(Collected data)
::::::

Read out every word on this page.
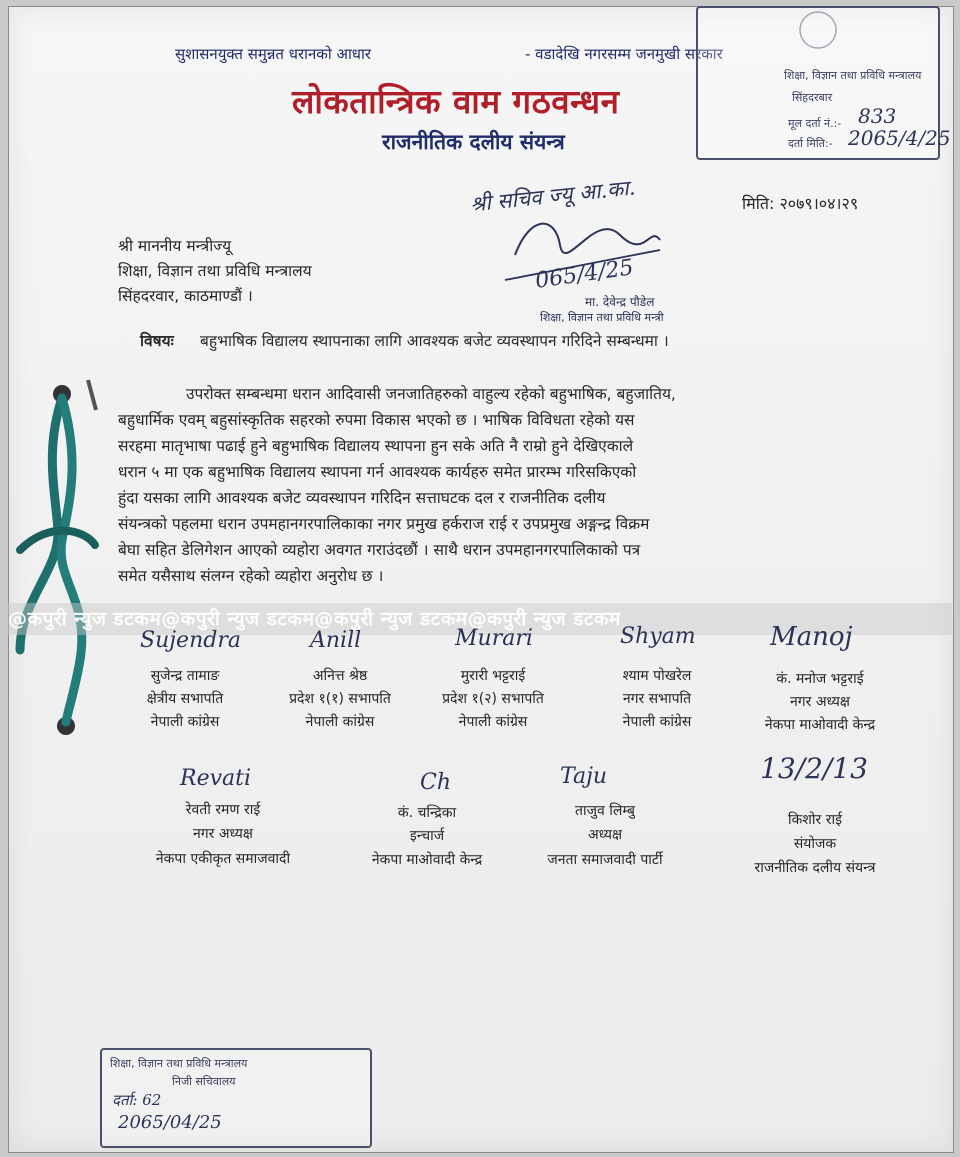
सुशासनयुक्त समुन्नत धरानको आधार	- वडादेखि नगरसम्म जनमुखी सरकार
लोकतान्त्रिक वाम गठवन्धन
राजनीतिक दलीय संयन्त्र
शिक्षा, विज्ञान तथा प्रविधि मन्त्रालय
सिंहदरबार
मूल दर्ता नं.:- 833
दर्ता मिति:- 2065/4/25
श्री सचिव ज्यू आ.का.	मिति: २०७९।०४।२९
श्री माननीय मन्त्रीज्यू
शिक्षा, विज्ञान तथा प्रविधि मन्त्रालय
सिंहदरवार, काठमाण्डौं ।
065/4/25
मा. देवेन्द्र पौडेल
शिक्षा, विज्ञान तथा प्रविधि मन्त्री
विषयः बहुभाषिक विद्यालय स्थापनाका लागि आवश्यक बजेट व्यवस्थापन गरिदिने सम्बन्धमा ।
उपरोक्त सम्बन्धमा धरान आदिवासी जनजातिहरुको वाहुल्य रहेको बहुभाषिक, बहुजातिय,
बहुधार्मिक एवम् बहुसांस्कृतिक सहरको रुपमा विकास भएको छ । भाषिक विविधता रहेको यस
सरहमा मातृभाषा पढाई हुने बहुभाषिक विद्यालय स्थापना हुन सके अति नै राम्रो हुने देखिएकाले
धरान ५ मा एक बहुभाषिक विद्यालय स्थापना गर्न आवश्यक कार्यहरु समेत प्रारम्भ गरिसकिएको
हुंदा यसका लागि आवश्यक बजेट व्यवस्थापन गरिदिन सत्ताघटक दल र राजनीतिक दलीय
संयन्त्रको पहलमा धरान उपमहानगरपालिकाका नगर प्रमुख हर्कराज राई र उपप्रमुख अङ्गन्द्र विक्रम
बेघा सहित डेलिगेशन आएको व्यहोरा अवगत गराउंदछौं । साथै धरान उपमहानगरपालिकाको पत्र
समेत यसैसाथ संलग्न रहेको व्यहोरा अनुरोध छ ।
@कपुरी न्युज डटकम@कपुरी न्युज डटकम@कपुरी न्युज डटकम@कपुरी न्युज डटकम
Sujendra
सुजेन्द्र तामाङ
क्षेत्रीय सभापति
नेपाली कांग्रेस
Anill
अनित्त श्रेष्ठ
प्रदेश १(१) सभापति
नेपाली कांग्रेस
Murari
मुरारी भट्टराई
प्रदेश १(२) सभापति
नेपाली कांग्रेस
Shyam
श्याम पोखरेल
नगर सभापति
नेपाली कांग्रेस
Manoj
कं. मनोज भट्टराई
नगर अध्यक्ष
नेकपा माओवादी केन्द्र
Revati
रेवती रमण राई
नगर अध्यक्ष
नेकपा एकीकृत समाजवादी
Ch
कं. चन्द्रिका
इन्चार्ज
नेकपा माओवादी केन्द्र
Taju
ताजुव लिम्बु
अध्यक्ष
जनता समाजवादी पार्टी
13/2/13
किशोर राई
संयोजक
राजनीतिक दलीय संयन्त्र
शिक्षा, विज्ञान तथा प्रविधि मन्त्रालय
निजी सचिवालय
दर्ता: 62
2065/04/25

::::::

= Set problem =
Identify and copy lines that hold the string "उपमह".

= In response =
संयन्त्रको पहलमा धरान उपमहानगरपालिकाका नगर प्रमुख हर्कराज राई र उपप्रमुख अङ्गन्द्र विक्रम
बेघा सहित डेलिगेशन आएको व्यहोरा अवगत गराउंदछौं । साथै धरान उपमहानगरपालिकाको पत्र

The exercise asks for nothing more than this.